── Excerpted data ──

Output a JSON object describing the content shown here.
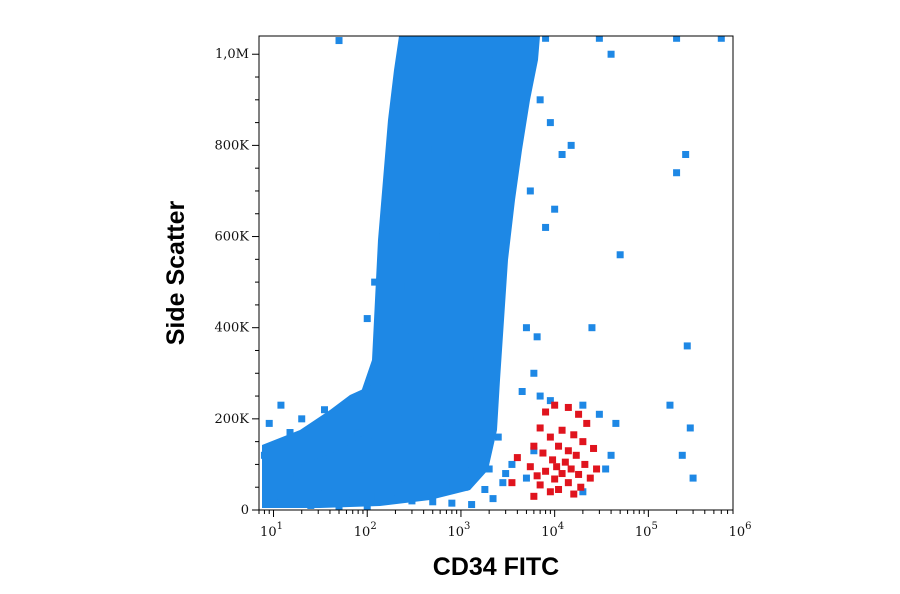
{
  "chart_data": {
    "type": "scatter",
    "xlabel": "CD34 FITC",
    "ylabel": "Side Scatter",
    "xscale": "log",
    "xlim": [
      7,
      800000
    ],
    "ylim": [
      0,
      1040000
    ],
    "x_ticks": [
      {
        "value": 10,
        "base": "10",
        "exp": "1"
      },
      {
        "value": 100,
        "base": "10",
        "exp": "2"
      },
      {
        "value": 1000,
        "base": "10",
        "exp": "3"
      },
      {
        "value": 10000,
        "base": "10",
        "exp": "4"
      },
      {
        "value": 100000,
        "base": "10",
        "exp": "5"
      },
      {
        "value": 1000000,
        "base": "10",
        "exp": "6"
      }
    ],
    "y_ticks": [
      {
        "value": 0,
        "label": "0"
      },
      {
        "value": 200000,
        "label": "200K"
      },
      {
        "value": 400000,
        "label": "400K"
      },
      {
        "value": 600000,
        "label": "600K"
      },
      {
        "value": 800000,
        "label": "800K"
      },
      {
        "value": 1000000,
        "label": "1,0M"
      }
    ],
    "grid": false,
    "legend": "none",
    "colors": {
      "main": "#1e88e5",
      "gated": "#e0141e"
    },
    "series": [
      {
        "color": "#1e88e5",
        "points": [
          [
            300,
            1020000
          ],
          [
            400,
            980000
          ],
          [
            500,
            940000
          ],
          [
            350,
            880000
          ],
          [
            600,
            860000
          ],
          [
            300,
            820000
          ],
          [
            450,
            790000
          ],
          [
            700,
            760000
          ],
          [
            280,
            740000
          ],
          [
            380,
            700000
          ],
          [
            520,
            680000
          ],
          [
            260,
            650000
          ],
          [
            420,
            620000
          ],
          [
            640,
            600000
          ],
          [
            240,
            580000
          ],
          [
            330,
            550000
          ],
          [
            480,
            520000
          ],
          [
            900,
            510000
          ],
          [
            230,
            490000
          ],
          [
            360,
            460000
          ],
          [
            560,
            440000
          ],
          [
            1200,
            420000
          ],
          [
            220,
            400000
          ],
          [
            300,
            380000
          ],
          [
            440,
            360000
          ],
          [
            700,
            340000
          ],
          [
            1500,
            330000
          ],
          [
            200,
            320000
          ],
          [
            280,
            300000
          ],
          [
            400,
            280000
          ],
          [
            650,
            260000
          ],
          [
            1100,
            250000
          ],
          [
            1800,
            240000
          ],
          [
            150,
            230000
          ],
          [
            250,
            215000
          ],
          [
            380,
            200000
          ],
          [
            600,
            190000
          ],
          [
            950,
            180000
          ],
          [
            1600,
            170000
          ],
          [
            2500,
            160000
          ],
          [
            80,
            170000
          ],
          [
            120,
            150000
          ],
          [
            200,
            140000
          ],
          [
            320,
            130000
          ],
          [
            500,
            120000
          ],
          [
            800,
            110000
          ],
          [
            1300,
            100000
          ],
          [
            2000,
            90000
          ],
          [
            3000,
            80000
          ],
          [
            40,
            120000
          ],
          [
            60,
            100000
          ],
          [
            90,
            90000
          ],
          [
            150,
            80000
          ],
          [
            250,
            70000
          ],
          [
            400,
            60000
          ],
          [
            700,
            55000
          ],
          [
            1100,
            50000
          ],
          [
            1800,
            45000
          ],
          [
            2800,
            60000
          ],
          [
            15,
            80000
          ],
          [
            20,
            60000
          ],
          [
            30,
            50000
          ],
          [
            45,
            40000
          ],
          [
            70,
            35000
          ],
          [
            110,
            30000
          ],
          [
            180,
            25000
          ],
          [
            300,
            20000
          ],
          [
            500,
            18000
          ],
          [
            800,
            15000
          ],
          [
            1300,
            12000
          ],
          [
            2200,
            25000
          ],
          [
            10,
            30000
          ],
          [
            12,
            15000
          ],
          [
            25,
            10000
          ],
          [
            50,
            8000
          ],
          [
            100,
            5000
          ],
          [
            9,
            190000
          ],
          [
            8,
            120000
          ],
          [
            20,
            200000
          ],
          [
            12,
            230000
          ],
          [
            35,
            220000
          ],
          [
            15,
            170000
          ],
          [
            150,
            600000
          ],
          [
            120,
            500000
          ],
          [
            100,
            420000
          ],
          [
            2000,
            1000000
          ],
          [
            2600,
            950000
          ],
          [
            4000,
            1030000
          ],
          [
            8000,
            1035000
          ],
          [
            30000,
            1035000
          ],
          [
            200000,
            1035000
          ],
          [
            50,
            1030000
          ],
          [
            600000,
            1035000
          ],
          [
            7000,
            900000
          ],
          [
            9000,
            850000
          ],
          [
            12000,
            780000
          ],
          [
            15000,
            800000
          ],
          [
            5500,
            700000
          ],
          [
            10000,
            660000
          ],
          [
            8000,
            620000
          ],
          [
            25000,
            400000
          ],
          [
            5000,
            400000
          ],
          [
            6500,
            380000
          ],
          [
            6000,
            300000
          ],
          [
            4500,
            260000
          ],
          [
            7000,
            250000
          ],
          [
            9000,
            240000
          ],
          [
            20000,
            230000
          ],
          [
            30000,
            210000
          ],
          [
            45000,
            190000
          ],
          [
            40000,
            120000
          ],
          [
            50000,
            560000
          ],
          [
            40000,
            1000000
          ],
          [
            250000,
            780000
          ],
          [
            200000,
            740000
          ],
          [
            260000,
            360000
          ],
          [
            170000,
            230000
          ],
          [
            280000,
            180000
          ],
          [
            230000,
            120000
          ],
          [
            300000,
            70000
          ],
          [
            6000,
            130000
          ],
          [
            3500,
            100000
          ],
          [
            5000,
            70000
          ],
          [
            20000,
            40000
          ],
          [
            35000,
            90000
          ]
        ]
      },
      {
        "color": "#e0141e",
        "points": [
          [
            10000,
            230000
          ],
          [
            14000,
            225000
          ],
          [
            8000,
            215000
          ],
          [
            18000,
            210000
          ],
          [
            22000,
            190000
          ],
          [
            7000,
            180000
          ],
          [
            12000,
            175000
          ],
          [
            16000,
            165000
          ],
          [
            9000,
            160000
          ],
          [
            20000,
            150000
          ],
          [
            6000,
            140000
          ],
          [
            11000,
            140000
          ],
          [
            26000,
            135000
          ],
          [
            14000,
            130000
          ],
          [
            7500,
            125000
          ],
          [
            17000,
            120000
          ],
          [
            4000,
            115000
          ],
          [
            9500,
            110000
          ],
          [
            13000,
            105000
          ],
          [
            21000,
            100000
          ],
          [
            5500,
            95000
          ],
          [
            10500,
            95000
          ],
          [
            15000,
            90000
          ],
          [
            28000,
            90000
          ],
          [
            8000,
            85000
          ],
          [
            12000,
            80000
          ],
          [
            18000,
            78000
          ],
          [
            6500,
            75000
          ],
          [
            24000,
            70000
          ],
          [
            10000,
            68000
          ],
          [
            3500,
            60000
          ],
          [
            14000,
            60000
          ],
          [
            7000,
            55000
          ],
          [
            19000,
            50000
          ],
          [
            11000,
            45000
          ],
          [
            9000,
            40000
          ],
          [
            16000,
            35000
          ],
          [
            6000,
            30000
          ]
        ]
      }
    ]
  }
}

───

▶ _Task description_
Without the pictures, copy the material exactly as given.

▶ _Solution to this problem_
Output a JSON object describing the content shown here.
{
  "chart_data": {
    "type": "scatter",
    "xlabel": "CD34 FITC",
    "ylabel": "Side Scatter",
    "xscale": "log",
    "xlim": [
      7,
      800000
    ],
    "ylim": [
      0,
      1040000
    ],
    "x_ticks": [
      {
        "value": 10,
        "base": "10",
        "exp": "1"
      },
      {
        "value": 100,
        "base": "10",
        "exp": "2"
      },
      {
        "value": 1000,
        "base": "10",
        "exp": "3"
      },
      {
        "value": 10000,
        "base": "10",
        "exp": "4"
      },
      {
        "value": 100000,
        "base": "10",
        "exp": "5"
      },
      {
        "value": 1000000,
        "base": "10",
        "exp": "6"
      }
    ],
    "y_ticks": [
      {
        "value": 0,
        "label": "0"
      },
      {
        "value": 200000,
        "label": "200K"
      },
      {
        "value": 400000,
        "label": "400K"
      },
      {
        "value": 600000,
        "label": "600K"
      },
      {
        "value": 800000,
        "label": "800K"
      },
      {
        "value": 1000000,
        "label": "1,0M"
      }
    ],
    "grid": false,
    "legend": "none",
    "colors": {
      "main": "#1e88e5",
      "gated": "#e0141e"
    },
    "series": [
      {
        "color": "#1e88e5",
        "points": [
          [
            300,
            1020000
          ],
          [
            400,
            980000
          ],
          [
            500,
            940000
          ],
          [
            350,
            880000
          ],
          [
            600,
            860000
          ],
          [
            300,
            820000
          ],
          [
            450,
            790000
          ],
          [
            700,
            760000
          ],
          [
            280,
            740000
          ],
          [
            380,
            700000
          ],
          [
            520,
            680000
          ],
          [
            260,
            650000
          ],
          [
            420,
            620000
          ],
          [
            640,
            600000
          ],
          [
            240,
            580000
          ],
          [
            330,
            550000
          ],
          [
            480,
            520000
          ],
          [
            900,
            510000
          ],
          [
            230,
            490000
          ],
          [
            360,
            460000
          ],
          [
            560,
            440000
          ],
          [
            1200,
            420000
          ],
          [
            220,
            400000
          ],
          [
            300,
            380000
          ],
          [
            440,
            360000
          ],
          [
            700,
            340000
          ],
          [
            1500,
            330000
          ],
          [
            200,
            320000
          ],
          [
            280,
            300000
          ],
          [
            400,
            280000
          ],
          [
            650,
            260000
          ],
          [
            1100,
            250000
          ],
          [
            1800,
            240000
          ],
          [
            150,
            230000
          ],
          [
            250,
            215000
          ],
          [
            380,
            200000
          ],
          [
            600,
            190000
          ],
          [
            950,
            180000
          ],
          [
            1600,
            170000
          ],
          [
            2500,
            160000
          ],
          [
            80,
            170000
          ],
          [
            120,
            150000
          ],
          [
            200,
            140000
          ],
          [
            320,
            130000
          ],
          [
            500,
            120000
          ],
          [
            800,
            110000
          ],
          [
            1300,
            100000
          ],
          [
            2000,
            90000
          ],
          [
            3000,
            80000
          ],
          [
            40,
            120000
          ],
          [
            60,
            100000
          ],
          [
            90,
            90000
          ],
          [
            150,
            80000
          ],
          [
            250,
            70000
          ],
          [
            400,
            60000
          ],
          [
            700,
            55000
          ],
          [
            1100,
            50000
          ],
          [
            1800,
            45000
          ],
          [
            2800,
            60000
          ],
          [
            15,
            80000
          ],
          [
            20,
            60000
          ],
          [
            30,
            50000
          ],
          [
            45,
            40000
          ],
          [
            70,
            35000
          ],
          [
            110,
            30000
          ],
          [
            180,
            25000
          ],
          [
            300,
            20000
          ],
          [
            500,
            18000
          ],
          [
            800,
            15000
          ],
          [
            1300,
            12000
          ],
          [
            2200,
            25000
          ],
          [
            10,
            30000
          ],
          [
            12,
            15000
          ],
          [
            25,
            10000
          ],
          [
            50,
            8000
          ],
          [
            100,
            5000
          ],
          [
            9,
            190000
          ],
          [
            8,
            120000
          ],
          [
            20,
            200000
          ],
          [
            12,
            230000
          ],
          [
            35,
            220000
          ],
          [
            15,
            170000
          ],
          [
            150,
            600000
          ],
          [
            120,
            500000
          ],
          [
            100,
            420000
          ],
          [
            2000,
            1000000
          ],
          [
            2600,
            950000
          ],
          [
            4000,
            1030000
          ],
          [
            8000,
            1035000
          ],
          [
            30000,
            1035000
          ],
          [
            200000,
            1035000
          ],
          [
            50,
            1030000
          ],
          [
            600000,
            1035000
          ],
          [
            7000,
            900000
          ],
          [
            9000,
            850000
          ],
          [
            12000,
            780000
          ],
          [
            15000,
            800000
          ],
          [
            5500,
            700000
          ],
          [
            10000,
            660000
          ],
          [
            8000,
            620000
          ],
          [
            25000,
            400000
          ],
          [
            5000,
            400000
          ],
          [
            6500,
            380000
          ],
          [
            6000,
            300000
          ],
          [
            4500,
            260000
          ],
          [
            7000,
            250000
          ],
          [
            9000,
            240000
          ],
          [
            20000,
            230000
          ],
          [
            30000,
            210000
          ],
          [
            45000,
            190000
          ],
          [
            40000,
            120000
          ],
          [
            50000,
            560000
          ],
          [
            40000,
            1000000
          ],
          [
            250000,
            780000
          ],
          [
            200000,
            740000
          ],
          [
            260000,
            360000
          ],
          [
            170000,
            230000
          ],
          [
            280000,
            180000
          ],
          [
            230000,
            120000
          ],
          [
            300000,
            70000
          ],
          [
            6000,
            130000
          ],
          [
            3500,
            100000
          ],
          [
            5000,
            70000
          ],
          [
            20000,
            40000
          ],
          [
            35000,
            90000
          ]
        ]
      },
      {
        "color": "#e0141e",
        "points": [
          [
            10000,
            230000
          ],
          [
            14000,
            225000
          ],
          [
            8000,
            215000
          ],
          [
            18000,
            210000
          ],
          [
            22000,
            190000
          ],
          [
            7000,
            180000
          ],
          [
            12000,
            175000
          ],
          [
            16000,
            165000
          ],
          [
            9000,
            160000
          ],
          [
            20000,
            150000
          ],
          [
            6000,
            140000
          ],
          [
            11000,
            140000
          ],
          [
            26000,
            135000
          ],
          [
            14000,
            130000
          ],
          [
            7500,
            125000
          ],
          [
            17000,
            120000
          ],
          [
            4000,
            115000
          ],
          [
            9500,
            110000
          ],
          [
            13000,
            105000
          ],
          [
            21000,
            100000
          ],
          [
            5500,
            95000
          ],
          [
            10500,
            95000
          ],
          [
            15000,
            90000
          ],
          [
            28000,
            90000
          ],
          [
            8000,
            85000
          ],
          [
            12000,
            80000
          ],
          [
            18000,
            78000
          ],
          [
            6500,
            75000
          ],
          [
            24000,
            70000
          ],
          [
            10000,
            68000
          ],
          [
            3500,
            60000
          ],
          [
            14000,
            60000
          ],
          [
            7000,
            55000
          ],
          [
            19000,
            50000
          ],
          [
            11000,
            45000
          ],
          [
            9000,
            40000
          ],
          [
            16000,
            35000
          ],
          [
            6000,
            30000
          ]
        ]
      }
    ]
  }
}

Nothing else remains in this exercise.